Saved entries:
^^^^^^^^
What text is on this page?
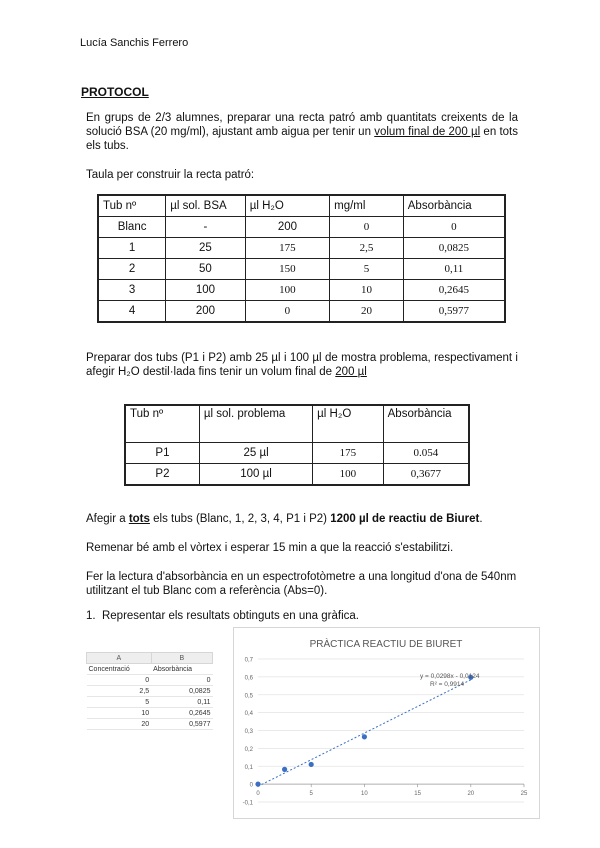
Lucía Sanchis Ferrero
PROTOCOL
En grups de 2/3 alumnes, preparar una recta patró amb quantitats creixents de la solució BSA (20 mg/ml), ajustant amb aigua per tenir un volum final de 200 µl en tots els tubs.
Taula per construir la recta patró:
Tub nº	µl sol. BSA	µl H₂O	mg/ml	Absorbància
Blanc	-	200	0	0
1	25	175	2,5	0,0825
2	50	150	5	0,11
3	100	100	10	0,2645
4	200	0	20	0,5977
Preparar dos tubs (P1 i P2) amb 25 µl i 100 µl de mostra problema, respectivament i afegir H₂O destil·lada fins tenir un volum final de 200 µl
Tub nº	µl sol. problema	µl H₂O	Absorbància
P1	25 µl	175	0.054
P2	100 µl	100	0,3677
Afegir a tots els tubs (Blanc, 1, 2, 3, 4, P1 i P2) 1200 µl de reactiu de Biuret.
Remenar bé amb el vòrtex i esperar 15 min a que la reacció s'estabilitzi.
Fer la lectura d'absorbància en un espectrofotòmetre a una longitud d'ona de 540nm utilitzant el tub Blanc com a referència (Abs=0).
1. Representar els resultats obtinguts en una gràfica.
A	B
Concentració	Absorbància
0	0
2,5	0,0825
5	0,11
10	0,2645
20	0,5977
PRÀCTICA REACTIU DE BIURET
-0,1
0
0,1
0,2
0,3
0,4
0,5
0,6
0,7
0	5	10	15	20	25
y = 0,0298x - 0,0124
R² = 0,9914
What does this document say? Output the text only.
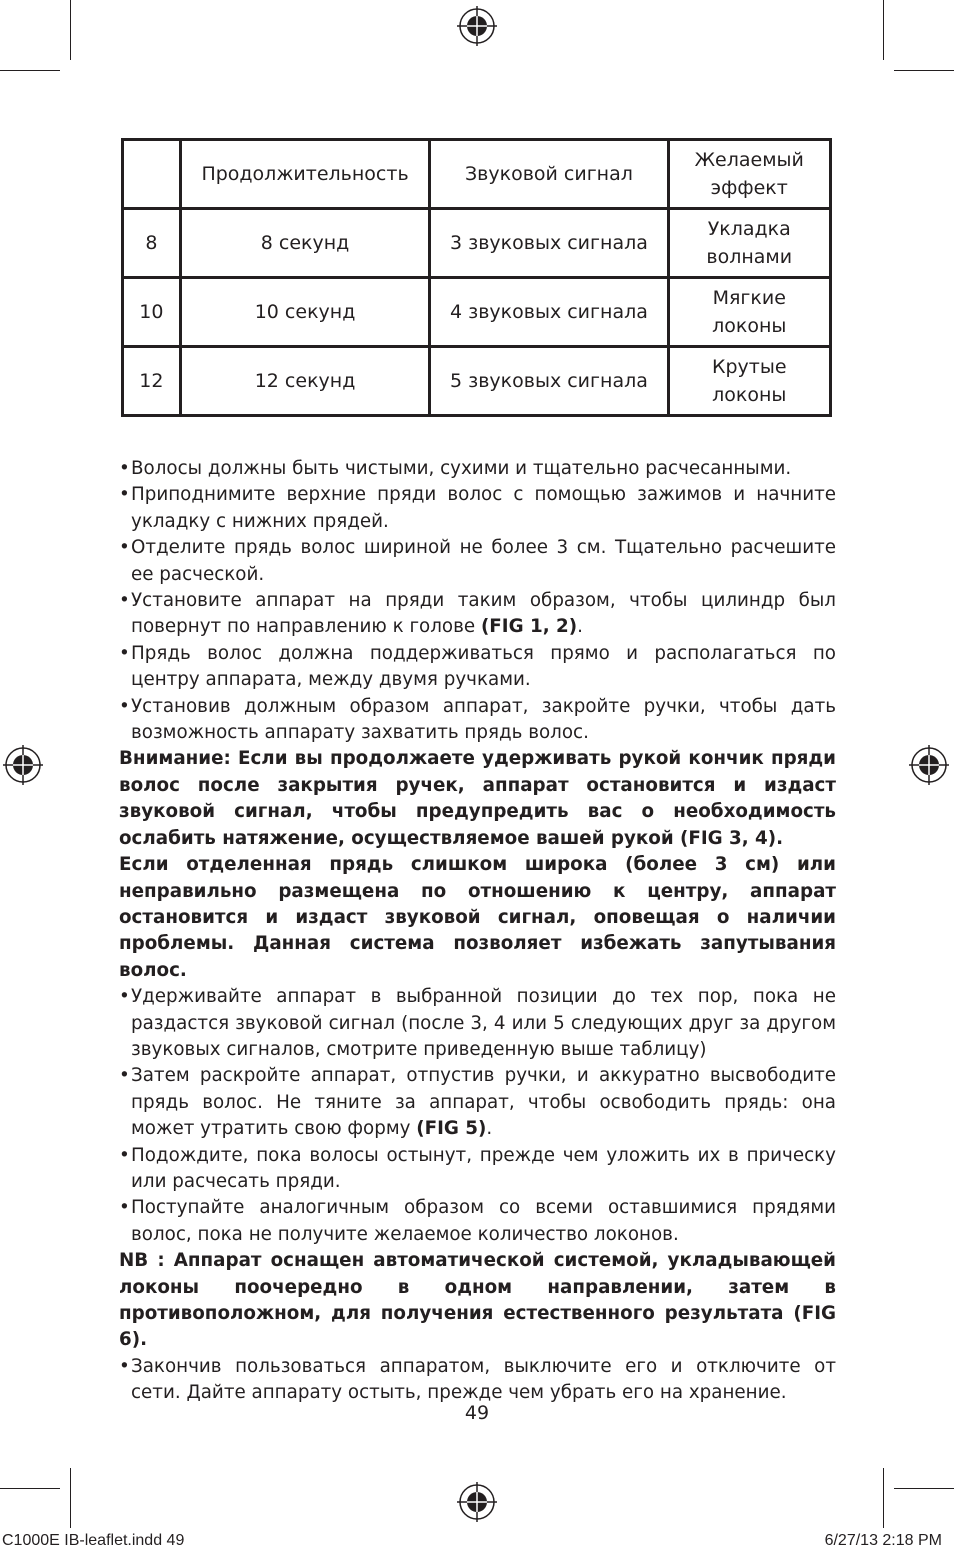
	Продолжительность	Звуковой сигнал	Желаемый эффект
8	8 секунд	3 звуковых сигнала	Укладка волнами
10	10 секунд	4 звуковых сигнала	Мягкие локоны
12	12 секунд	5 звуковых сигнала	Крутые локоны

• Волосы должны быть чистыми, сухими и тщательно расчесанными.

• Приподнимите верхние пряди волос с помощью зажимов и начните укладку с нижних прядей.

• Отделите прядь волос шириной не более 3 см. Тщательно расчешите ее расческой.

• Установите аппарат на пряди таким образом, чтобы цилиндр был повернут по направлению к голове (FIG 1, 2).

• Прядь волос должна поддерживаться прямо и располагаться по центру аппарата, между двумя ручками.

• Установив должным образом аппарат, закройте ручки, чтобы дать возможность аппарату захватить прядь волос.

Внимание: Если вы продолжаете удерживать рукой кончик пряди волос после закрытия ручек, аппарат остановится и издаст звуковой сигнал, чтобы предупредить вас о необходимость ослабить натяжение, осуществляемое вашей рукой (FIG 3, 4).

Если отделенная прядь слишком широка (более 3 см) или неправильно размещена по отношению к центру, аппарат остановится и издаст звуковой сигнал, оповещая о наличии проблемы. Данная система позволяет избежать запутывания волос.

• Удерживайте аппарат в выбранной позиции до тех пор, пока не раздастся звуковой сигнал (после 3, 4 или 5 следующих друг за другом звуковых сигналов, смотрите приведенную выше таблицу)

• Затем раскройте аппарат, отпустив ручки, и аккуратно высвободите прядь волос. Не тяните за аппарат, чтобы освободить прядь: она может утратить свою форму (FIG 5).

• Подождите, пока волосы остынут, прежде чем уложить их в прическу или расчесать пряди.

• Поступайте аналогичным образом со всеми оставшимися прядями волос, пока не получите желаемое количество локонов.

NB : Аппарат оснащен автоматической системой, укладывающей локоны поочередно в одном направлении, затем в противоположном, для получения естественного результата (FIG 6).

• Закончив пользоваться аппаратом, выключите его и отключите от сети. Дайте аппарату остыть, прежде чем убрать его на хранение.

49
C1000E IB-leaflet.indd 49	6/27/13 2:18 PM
^^^^^^^^
TASK GOAL: From the listing above, copy out each line where the word "более" appears.

RESULT OF THIS TASK:
• Отделите прядь волос шириной не более 3 см. Тщательно расчешите ее расческой.
Если отделенная прядь слишком широка (более 3 см) или неправильно размещена по отношению к центру, аппарат остановится и издаст звуковой сигнал, оповещая о наличии проблемы. Данная система позволяет избежать запутывания волос.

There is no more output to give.